--- Stated exercise ---
Return only the number of lines in the entries below that hold the word "right".

--*--

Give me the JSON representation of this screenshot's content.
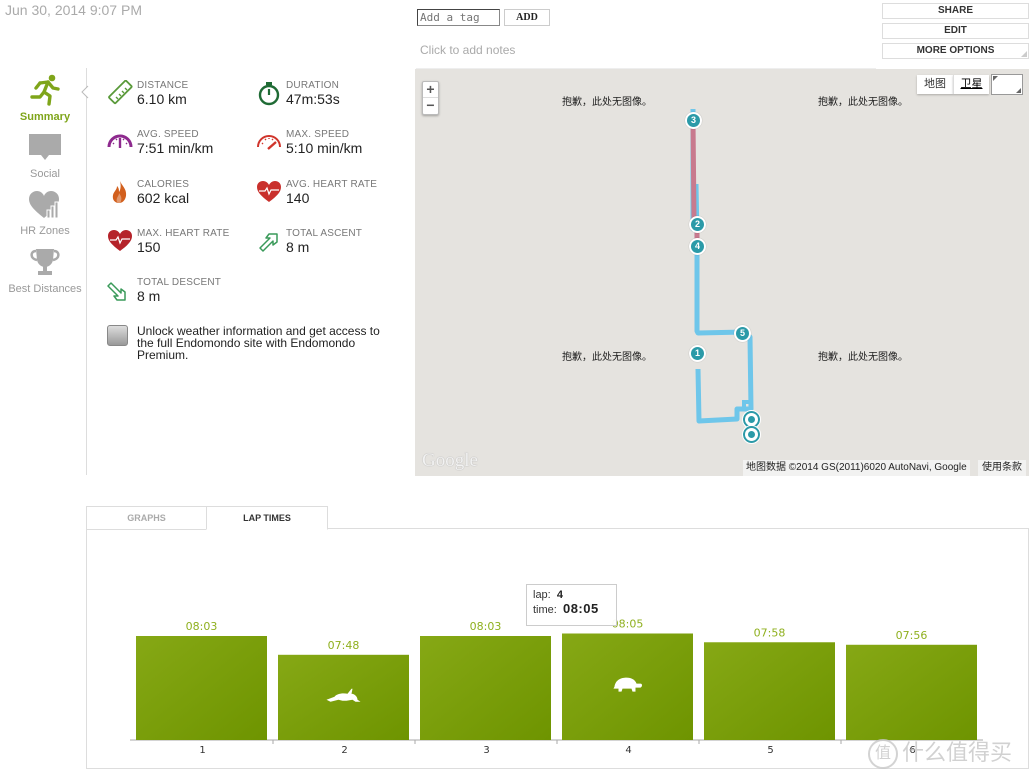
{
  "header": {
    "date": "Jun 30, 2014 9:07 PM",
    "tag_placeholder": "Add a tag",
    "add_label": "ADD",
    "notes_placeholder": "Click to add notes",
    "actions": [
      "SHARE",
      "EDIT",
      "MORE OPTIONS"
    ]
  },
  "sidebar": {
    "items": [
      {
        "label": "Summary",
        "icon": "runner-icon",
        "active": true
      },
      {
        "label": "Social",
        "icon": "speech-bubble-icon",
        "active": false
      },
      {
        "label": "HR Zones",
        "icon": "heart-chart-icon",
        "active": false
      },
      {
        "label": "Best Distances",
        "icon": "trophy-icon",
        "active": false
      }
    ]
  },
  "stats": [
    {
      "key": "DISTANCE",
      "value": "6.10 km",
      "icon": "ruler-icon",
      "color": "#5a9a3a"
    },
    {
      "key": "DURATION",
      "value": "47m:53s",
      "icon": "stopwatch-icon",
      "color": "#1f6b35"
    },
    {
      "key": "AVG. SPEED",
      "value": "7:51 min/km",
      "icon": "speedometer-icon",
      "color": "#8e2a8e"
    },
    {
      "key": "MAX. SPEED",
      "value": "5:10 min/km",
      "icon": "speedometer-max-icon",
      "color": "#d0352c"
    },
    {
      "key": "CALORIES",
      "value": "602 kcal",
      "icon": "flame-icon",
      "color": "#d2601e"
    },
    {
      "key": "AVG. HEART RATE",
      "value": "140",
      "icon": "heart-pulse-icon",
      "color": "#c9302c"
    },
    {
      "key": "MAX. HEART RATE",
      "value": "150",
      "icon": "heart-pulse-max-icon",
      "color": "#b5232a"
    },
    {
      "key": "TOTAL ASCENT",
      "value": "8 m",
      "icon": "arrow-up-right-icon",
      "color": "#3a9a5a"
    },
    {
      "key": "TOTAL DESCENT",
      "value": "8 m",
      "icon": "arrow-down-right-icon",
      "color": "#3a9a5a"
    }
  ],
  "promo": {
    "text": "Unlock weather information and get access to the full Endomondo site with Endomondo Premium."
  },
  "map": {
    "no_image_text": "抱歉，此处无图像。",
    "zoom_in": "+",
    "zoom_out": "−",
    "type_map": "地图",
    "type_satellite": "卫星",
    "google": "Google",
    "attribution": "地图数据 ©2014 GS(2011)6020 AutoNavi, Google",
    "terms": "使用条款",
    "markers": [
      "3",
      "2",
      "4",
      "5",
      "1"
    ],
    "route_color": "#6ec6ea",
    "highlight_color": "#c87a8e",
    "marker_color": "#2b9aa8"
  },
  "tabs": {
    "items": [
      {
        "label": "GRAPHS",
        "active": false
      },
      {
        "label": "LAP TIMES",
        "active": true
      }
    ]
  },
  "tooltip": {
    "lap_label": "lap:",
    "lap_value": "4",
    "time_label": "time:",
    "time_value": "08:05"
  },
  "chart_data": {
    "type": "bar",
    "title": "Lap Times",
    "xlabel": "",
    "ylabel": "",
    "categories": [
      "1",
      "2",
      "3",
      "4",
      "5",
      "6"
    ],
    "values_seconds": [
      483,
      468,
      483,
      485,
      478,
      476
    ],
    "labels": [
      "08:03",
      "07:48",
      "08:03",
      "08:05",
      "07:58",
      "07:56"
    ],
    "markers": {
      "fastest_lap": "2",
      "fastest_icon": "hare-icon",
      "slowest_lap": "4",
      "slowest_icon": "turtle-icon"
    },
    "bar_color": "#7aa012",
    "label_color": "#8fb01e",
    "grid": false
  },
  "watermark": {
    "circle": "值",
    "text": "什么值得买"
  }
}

--*--

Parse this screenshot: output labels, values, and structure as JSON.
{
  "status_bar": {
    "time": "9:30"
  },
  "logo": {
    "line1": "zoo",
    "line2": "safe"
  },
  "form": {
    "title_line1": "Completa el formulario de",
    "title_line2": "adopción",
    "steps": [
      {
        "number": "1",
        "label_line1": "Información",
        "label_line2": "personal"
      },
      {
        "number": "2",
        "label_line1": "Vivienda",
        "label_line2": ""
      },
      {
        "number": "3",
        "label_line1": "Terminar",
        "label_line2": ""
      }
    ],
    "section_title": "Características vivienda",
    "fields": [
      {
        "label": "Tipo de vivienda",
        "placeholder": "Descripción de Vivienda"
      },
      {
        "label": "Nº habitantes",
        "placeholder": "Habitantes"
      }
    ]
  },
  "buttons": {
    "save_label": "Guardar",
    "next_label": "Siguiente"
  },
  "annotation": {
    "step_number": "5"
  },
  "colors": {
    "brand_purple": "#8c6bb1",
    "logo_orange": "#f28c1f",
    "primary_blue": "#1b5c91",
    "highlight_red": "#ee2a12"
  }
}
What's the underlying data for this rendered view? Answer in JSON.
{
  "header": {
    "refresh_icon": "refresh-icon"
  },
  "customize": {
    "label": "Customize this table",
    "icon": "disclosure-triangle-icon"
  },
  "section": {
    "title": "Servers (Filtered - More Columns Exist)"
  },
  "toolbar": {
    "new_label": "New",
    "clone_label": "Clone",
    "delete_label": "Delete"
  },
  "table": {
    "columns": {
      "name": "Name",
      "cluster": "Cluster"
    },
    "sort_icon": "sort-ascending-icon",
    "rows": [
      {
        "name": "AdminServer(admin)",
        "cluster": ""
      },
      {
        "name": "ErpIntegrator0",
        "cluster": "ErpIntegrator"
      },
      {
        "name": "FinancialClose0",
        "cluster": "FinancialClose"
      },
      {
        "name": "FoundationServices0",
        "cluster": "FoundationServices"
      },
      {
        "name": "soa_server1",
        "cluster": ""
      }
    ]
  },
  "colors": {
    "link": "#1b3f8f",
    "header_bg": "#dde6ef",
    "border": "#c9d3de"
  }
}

--*--

--- Correct output ---
2